▸ OBJECTIVE: Pull out every line of the listing below where "changed" appears.

▸ EXERCISE MATERIAL:
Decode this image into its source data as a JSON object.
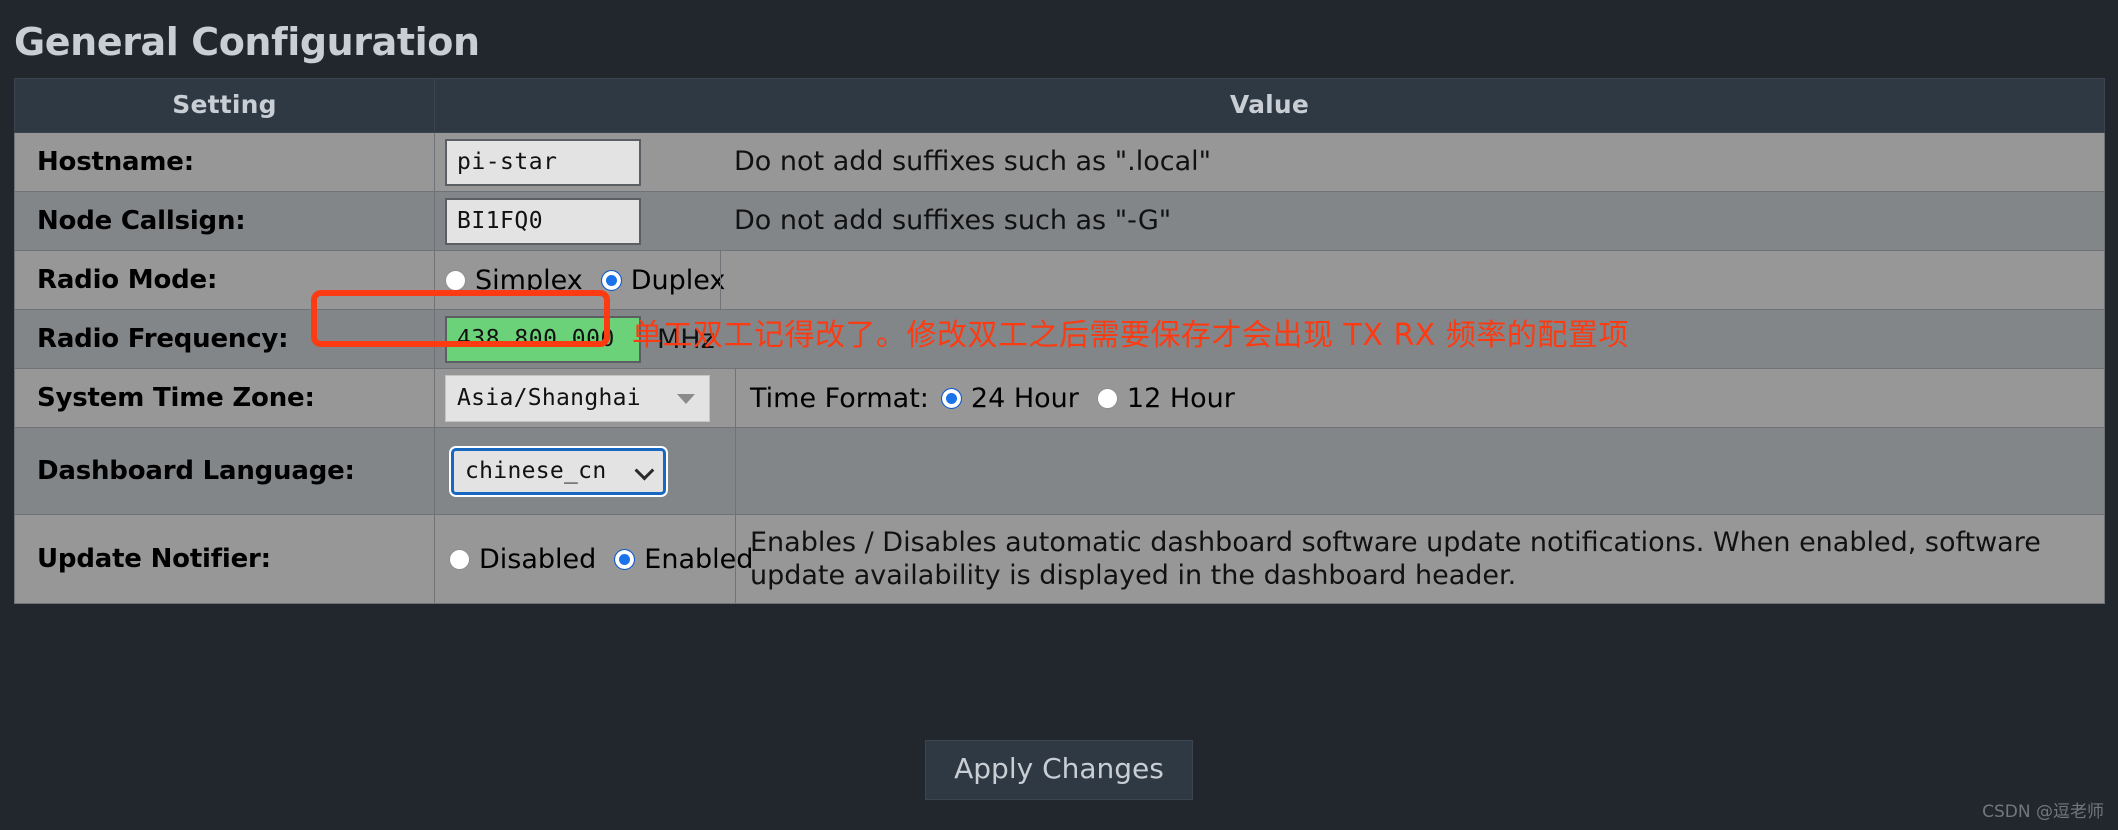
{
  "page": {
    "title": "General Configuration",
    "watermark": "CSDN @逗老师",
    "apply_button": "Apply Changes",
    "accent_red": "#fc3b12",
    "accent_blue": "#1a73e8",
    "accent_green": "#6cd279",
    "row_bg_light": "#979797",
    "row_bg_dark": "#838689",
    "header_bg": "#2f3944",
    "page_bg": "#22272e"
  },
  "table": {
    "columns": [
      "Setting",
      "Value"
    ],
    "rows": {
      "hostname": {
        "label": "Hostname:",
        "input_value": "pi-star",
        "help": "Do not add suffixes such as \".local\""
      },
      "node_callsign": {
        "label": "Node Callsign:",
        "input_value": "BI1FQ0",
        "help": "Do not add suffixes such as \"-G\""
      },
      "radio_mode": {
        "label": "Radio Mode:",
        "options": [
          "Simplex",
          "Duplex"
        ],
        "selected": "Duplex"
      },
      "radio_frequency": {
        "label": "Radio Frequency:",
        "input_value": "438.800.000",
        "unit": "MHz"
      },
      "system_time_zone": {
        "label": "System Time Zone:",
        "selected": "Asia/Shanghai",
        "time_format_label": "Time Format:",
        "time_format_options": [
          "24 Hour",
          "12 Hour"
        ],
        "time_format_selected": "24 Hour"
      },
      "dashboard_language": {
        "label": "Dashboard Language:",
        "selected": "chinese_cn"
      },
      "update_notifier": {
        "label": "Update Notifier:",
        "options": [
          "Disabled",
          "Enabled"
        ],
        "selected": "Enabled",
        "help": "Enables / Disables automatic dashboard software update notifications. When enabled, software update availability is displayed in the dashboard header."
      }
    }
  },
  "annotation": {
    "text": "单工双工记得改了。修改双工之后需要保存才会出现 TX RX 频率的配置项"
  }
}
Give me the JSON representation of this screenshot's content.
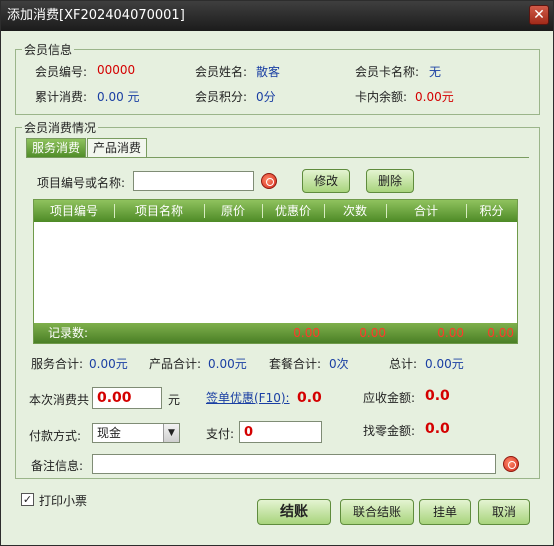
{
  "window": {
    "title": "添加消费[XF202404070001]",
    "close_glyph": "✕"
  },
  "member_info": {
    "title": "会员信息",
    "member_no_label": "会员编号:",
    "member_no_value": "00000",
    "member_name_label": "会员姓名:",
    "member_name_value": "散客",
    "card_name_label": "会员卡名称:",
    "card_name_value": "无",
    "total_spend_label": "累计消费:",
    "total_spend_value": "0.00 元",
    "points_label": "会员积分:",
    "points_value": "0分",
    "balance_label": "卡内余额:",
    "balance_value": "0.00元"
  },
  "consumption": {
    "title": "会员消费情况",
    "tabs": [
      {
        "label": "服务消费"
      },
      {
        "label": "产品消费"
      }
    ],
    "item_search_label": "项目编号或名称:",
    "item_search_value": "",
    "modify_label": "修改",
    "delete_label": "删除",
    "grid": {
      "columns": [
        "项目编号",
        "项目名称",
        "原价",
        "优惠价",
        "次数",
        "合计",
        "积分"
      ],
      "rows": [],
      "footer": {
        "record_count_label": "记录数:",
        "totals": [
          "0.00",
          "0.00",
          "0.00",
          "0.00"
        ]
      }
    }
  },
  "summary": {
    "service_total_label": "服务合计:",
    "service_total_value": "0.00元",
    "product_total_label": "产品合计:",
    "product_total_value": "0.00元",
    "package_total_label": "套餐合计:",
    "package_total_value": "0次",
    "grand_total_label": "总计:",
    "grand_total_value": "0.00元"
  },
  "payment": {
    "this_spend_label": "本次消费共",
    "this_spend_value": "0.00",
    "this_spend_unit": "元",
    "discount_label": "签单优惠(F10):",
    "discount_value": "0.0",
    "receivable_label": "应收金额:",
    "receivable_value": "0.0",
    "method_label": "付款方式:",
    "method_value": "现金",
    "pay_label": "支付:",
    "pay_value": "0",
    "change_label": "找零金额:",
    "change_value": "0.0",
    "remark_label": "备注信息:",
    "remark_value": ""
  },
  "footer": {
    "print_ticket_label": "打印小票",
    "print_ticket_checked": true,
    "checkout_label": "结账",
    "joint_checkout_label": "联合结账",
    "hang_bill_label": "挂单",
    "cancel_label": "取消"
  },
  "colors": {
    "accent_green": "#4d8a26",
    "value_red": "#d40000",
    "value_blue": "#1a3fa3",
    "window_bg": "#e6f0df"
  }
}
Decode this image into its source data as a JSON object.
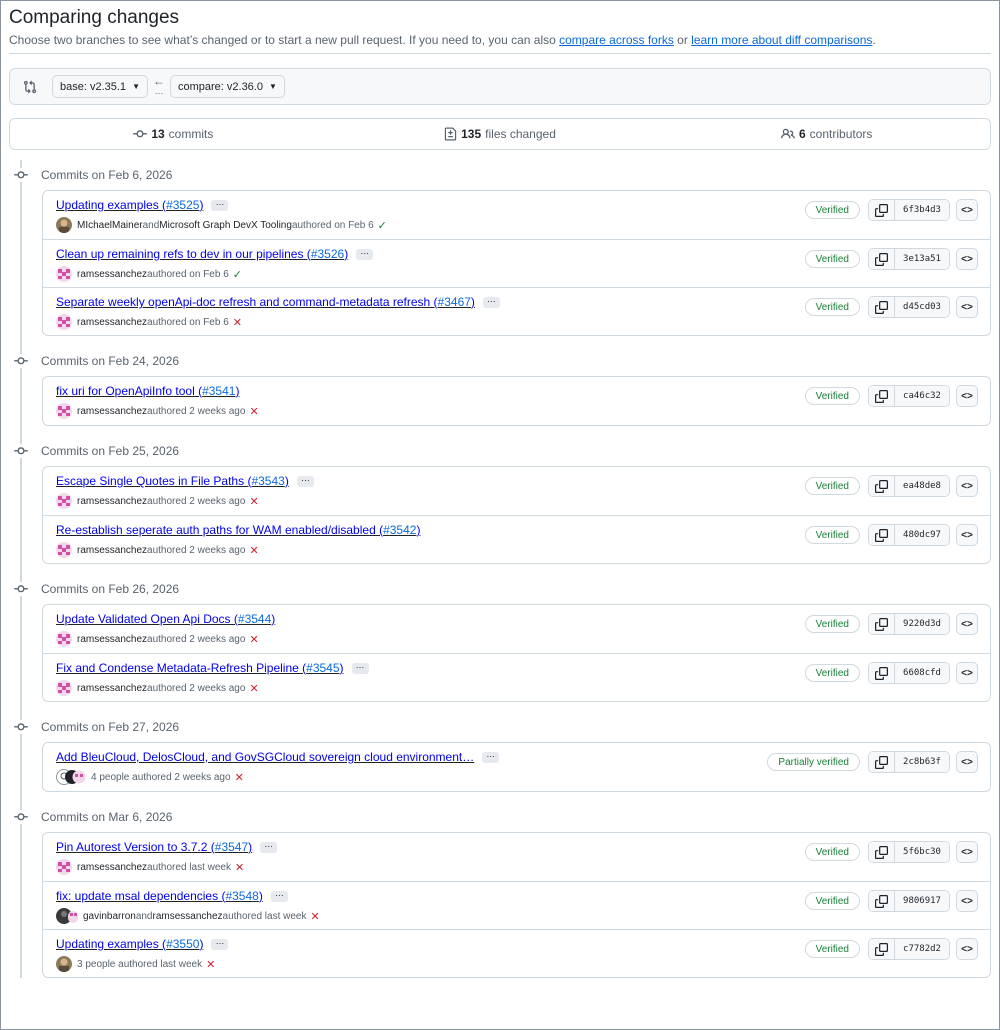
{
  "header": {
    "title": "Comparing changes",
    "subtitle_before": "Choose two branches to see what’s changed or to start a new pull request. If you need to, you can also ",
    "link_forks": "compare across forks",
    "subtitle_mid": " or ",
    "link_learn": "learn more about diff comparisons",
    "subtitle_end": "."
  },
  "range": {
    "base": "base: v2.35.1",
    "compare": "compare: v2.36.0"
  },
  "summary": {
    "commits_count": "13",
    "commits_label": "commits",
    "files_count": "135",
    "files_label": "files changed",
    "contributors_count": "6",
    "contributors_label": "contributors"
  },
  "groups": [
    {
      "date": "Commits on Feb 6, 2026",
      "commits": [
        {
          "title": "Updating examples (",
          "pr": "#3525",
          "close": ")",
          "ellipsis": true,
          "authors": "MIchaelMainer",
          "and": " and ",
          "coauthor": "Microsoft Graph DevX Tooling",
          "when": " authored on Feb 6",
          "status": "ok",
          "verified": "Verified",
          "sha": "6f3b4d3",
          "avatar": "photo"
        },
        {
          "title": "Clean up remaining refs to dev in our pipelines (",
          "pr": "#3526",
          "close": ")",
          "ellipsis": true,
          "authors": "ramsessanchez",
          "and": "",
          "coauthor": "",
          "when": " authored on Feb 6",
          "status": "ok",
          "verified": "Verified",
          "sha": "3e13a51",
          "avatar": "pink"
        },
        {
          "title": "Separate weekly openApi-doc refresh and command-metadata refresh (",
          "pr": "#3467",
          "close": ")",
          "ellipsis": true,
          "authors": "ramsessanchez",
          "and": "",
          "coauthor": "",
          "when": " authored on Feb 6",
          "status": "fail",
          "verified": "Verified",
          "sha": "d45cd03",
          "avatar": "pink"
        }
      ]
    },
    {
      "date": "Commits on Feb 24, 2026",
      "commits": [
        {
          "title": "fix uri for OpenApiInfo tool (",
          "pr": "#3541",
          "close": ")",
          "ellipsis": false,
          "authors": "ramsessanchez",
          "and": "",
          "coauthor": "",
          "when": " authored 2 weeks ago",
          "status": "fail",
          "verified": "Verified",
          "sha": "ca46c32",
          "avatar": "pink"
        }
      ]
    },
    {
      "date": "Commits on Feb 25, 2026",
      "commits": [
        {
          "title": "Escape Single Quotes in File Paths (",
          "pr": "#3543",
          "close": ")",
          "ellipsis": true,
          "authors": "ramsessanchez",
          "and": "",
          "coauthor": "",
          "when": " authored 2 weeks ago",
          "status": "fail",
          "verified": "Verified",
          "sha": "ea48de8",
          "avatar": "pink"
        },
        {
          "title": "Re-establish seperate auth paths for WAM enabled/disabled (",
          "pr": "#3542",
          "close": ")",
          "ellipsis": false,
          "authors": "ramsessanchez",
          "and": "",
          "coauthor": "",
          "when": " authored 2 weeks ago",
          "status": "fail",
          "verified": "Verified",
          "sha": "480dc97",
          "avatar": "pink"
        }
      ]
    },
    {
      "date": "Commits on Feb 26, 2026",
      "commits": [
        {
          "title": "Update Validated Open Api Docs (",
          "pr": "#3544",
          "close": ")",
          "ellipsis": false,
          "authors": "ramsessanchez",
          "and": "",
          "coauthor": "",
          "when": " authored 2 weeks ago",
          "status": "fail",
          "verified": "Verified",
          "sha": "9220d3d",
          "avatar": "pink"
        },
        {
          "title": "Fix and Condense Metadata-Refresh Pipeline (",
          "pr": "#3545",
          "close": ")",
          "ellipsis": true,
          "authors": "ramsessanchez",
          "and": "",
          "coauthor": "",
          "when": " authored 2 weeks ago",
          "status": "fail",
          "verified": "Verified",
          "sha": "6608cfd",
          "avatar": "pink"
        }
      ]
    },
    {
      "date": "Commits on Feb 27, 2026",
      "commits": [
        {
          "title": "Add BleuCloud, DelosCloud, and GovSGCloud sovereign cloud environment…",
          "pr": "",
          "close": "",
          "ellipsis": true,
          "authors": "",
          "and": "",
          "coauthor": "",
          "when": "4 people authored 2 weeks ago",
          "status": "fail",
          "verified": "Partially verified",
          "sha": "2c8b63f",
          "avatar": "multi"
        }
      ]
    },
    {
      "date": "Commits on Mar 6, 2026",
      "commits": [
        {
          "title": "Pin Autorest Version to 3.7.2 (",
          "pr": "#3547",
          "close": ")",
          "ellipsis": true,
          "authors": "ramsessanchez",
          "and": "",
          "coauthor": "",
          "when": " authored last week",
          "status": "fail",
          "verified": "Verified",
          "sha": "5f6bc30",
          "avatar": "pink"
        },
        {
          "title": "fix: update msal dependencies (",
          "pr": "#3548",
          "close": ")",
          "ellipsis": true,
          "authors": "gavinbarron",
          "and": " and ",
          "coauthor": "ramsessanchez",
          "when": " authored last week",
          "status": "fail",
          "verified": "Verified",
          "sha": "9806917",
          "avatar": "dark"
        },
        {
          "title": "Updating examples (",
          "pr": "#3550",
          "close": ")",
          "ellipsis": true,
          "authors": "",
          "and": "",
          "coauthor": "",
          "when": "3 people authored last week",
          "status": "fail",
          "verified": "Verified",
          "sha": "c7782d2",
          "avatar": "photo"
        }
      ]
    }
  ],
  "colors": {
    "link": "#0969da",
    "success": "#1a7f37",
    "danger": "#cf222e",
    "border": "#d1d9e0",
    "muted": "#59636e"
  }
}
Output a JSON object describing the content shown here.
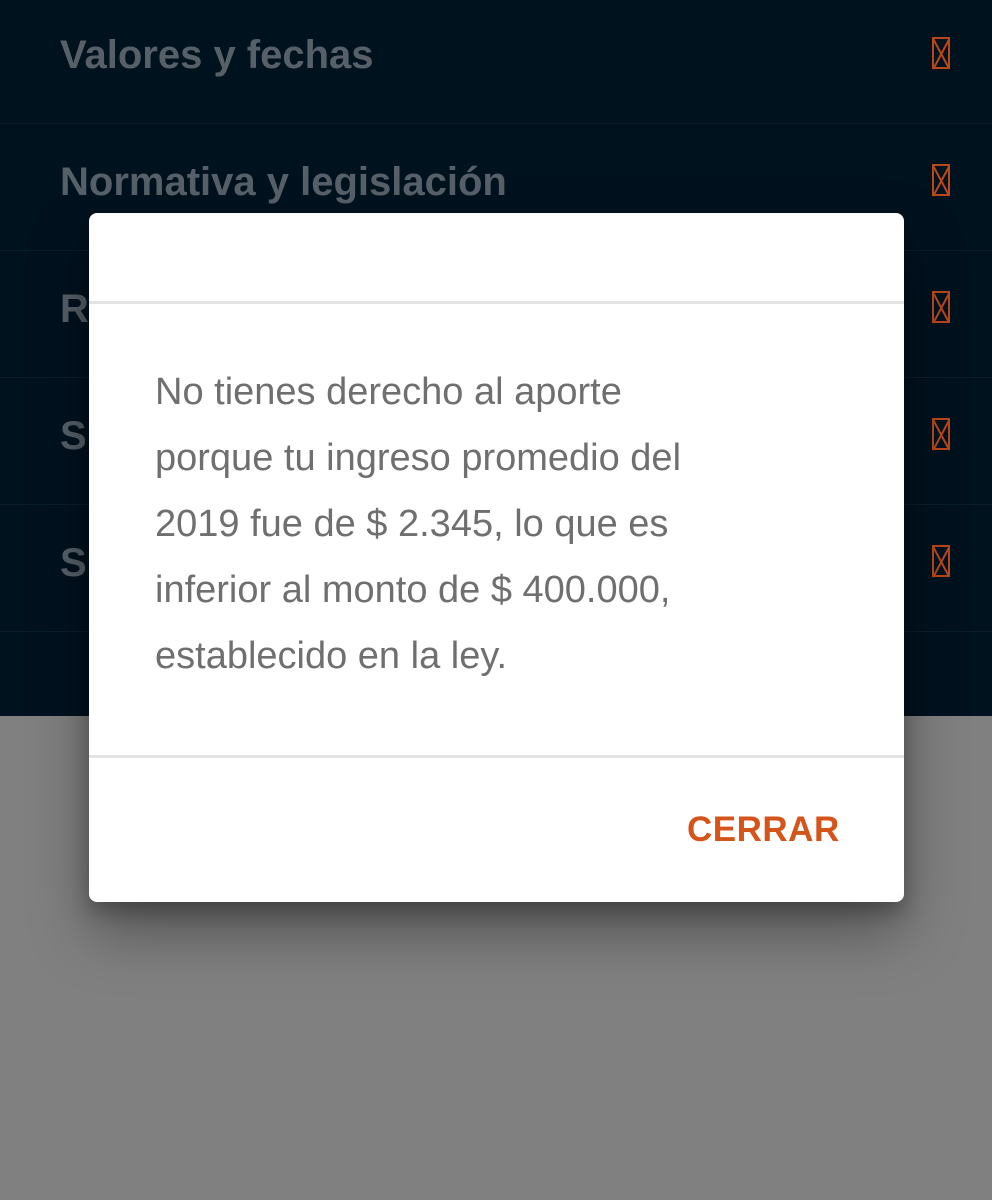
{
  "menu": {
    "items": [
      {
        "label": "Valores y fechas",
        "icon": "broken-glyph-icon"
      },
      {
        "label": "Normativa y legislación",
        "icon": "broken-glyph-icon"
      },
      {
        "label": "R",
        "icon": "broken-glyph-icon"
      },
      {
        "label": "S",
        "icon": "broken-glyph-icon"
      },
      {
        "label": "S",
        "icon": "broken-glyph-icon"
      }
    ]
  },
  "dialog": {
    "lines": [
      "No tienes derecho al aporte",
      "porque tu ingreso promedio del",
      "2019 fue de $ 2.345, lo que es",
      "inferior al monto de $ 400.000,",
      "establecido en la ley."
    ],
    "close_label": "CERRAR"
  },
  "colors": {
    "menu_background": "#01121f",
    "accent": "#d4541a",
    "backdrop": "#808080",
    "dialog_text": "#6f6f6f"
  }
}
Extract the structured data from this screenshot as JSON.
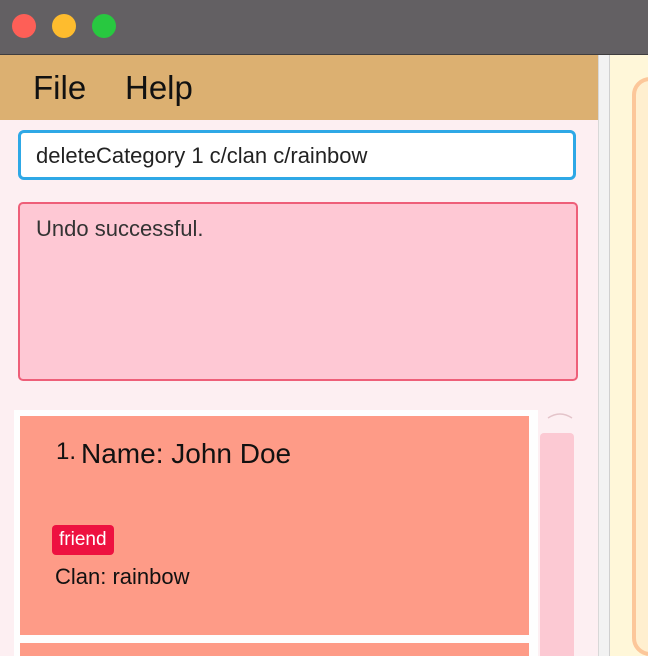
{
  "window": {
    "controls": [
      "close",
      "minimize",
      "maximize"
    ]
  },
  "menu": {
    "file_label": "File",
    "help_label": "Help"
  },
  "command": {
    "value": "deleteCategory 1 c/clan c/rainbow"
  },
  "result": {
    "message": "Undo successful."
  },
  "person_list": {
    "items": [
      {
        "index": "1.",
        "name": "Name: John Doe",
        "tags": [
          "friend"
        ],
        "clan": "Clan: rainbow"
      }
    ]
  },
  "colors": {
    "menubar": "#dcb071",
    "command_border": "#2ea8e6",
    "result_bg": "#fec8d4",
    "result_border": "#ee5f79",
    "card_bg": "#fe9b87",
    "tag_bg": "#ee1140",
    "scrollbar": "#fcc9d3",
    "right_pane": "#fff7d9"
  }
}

▸ TASK RESPONSE:
    "subtitle_before": "Choose two branches to see what’s changed or to start a new pull request. If you need to, you can also ",
    "files_label": "files changed",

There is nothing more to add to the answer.